WHAT IS NEEDED: Starting at the beginning of the listing and ending at the line containing "data-label: 18 xyxy=(872,308,909,345)", swap "screenshot" for "chart" and write those lines out again with nothing else changed.
== EXERCISE DATA
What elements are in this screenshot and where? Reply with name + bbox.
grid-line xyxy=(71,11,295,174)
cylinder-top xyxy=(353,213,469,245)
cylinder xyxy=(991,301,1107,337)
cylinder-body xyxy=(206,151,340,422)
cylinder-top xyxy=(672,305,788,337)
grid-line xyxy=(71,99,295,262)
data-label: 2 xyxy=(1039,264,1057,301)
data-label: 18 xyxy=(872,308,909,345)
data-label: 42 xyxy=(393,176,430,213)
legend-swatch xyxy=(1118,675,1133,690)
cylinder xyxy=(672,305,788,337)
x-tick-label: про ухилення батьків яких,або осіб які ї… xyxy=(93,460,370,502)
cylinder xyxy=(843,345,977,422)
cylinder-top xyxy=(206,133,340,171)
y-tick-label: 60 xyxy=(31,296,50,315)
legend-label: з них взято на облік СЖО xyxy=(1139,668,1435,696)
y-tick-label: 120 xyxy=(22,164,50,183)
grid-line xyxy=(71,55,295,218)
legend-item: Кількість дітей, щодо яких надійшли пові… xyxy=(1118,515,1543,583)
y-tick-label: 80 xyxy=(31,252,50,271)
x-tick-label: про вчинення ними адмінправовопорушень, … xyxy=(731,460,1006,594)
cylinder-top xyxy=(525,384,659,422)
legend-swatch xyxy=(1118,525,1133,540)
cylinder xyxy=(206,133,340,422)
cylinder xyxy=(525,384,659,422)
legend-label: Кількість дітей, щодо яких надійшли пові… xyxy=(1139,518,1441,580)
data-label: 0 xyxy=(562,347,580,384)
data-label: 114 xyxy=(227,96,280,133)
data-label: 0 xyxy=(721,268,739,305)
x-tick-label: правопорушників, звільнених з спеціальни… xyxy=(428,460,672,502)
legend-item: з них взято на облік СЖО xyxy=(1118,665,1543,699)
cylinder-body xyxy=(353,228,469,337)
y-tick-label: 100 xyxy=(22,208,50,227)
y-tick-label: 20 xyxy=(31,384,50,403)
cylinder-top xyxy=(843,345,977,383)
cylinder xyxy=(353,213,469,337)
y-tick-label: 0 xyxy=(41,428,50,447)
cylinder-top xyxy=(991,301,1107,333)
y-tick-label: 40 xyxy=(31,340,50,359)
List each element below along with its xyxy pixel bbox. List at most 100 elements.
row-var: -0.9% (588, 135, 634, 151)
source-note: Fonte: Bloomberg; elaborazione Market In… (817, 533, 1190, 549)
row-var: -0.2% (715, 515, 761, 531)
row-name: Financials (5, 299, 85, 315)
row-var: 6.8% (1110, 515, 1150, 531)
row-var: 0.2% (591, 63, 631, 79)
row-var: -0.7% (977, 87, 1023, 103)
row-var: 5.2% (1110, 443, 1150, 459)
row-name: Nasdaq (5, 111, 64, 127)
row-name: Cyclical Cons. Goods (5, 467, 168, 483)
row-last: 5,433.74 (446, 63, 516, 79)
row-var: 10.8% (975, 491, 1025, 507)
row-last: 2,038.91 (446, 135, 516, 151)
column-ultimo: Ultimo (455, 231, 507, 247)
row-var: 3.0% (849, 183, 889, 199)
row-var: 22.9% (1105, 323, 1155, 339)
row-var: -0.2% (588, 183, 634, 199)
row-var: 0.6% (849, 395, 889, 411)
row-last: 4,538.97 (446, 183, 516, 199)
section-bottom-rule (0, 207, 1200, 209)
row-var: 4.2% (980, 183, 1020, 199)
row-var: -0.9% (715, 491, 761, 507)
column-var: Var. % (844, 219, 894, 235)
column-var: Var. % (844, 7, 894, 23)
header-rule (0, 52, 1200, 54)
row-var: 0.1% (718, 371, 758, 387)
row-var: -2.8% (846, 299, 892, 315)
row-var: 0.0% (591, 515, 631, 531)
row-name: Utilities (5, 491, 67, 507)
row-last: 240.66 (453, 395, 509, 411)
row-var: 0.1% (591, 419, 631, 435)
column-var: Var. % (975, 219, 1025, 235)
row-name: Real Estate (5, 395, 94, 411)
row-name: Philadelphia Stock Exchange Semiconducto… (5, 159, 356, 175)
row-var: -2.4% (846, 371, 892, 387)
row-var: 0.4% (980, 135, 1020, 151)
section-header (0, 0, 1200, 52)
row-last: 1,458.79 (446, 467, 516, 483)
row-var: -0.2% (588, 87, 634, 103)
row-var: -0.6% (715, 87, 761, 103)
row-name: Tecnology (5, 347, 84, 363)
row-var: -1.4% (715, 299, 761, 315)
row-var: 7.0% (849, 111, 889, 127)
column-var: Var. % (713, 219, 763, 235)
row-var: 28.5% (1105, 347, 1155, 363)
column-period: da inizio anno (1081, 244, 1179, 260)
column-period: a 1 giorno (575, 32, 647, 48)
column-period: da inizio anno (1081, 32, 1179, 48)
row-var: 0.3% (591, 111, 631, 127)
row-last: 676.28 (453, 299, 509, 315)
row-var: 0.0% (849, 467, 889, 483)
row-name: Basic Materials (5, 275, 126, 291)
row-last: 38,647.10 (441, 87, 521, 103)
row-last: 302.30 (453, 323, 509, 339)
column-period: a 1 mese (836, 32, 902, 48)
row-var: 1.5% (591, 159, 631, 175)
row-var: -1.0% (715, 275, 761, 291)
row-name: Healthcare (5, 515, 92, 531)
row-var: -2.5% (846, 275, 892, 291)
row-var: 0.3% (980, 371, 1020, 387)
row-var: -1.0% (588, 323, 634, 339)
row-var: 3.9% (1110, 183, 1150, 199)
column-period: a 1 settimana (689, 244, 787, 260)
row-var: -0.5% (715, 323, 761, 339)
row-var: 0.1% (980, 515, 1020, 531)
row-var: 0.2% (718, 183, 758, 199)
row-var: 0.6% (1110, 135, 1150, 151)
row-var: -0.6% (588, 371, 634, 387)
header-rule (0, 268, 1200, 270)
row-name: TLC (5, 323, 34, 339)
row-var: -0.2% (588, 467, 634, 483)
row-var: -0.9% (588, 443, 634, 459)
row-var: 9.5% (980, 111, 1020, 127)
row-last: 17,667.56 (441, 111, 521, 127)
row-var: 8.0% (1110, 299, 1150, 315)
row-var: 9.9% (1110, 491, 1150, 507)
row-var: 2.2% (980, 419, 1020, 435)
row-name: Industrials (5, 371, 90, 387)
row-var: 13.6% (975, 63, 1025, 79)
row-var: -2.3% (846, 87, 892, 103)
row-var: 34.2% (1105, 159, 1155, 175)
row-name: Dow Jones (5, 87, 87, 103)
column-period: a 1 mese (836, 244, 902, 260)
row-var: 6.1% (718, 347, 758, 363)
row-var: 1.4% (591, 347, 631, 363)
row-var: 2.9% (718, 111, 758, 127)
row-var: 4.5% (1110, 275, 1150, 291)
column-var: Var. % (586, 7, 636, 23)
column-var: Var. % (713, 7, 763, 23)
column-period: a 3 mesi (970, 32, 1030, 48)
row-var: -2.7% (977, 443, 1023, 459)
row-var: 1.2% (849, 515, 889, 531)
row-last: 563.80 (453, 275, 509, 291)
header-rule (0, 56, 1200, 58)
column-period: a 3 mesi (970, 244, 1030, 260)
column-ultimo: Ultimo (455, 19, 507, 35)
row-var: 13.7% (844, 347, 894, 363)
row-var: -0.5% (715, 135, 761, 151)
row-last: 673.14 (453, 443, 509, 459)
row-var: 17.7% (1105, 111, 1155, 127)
====
TASK ANSWER:
What elements are in this chart and where? Reply with name + bbox.
grid-line xyxy=(71,11,295,174)
cylinder-top xyxy=(353,213,469,245)
cylinder xyxy=(991,301,1107,337)
cylinder-body xyxy=(206,151,340,422)
cylinder-top xyxy=(672,305,788,337)
grid-line xyxy=(71,99,295,262)
data-label: 2 xyxy=(1039,264,1057,301)
data-label: 18 xyxy=(872,308,909,345)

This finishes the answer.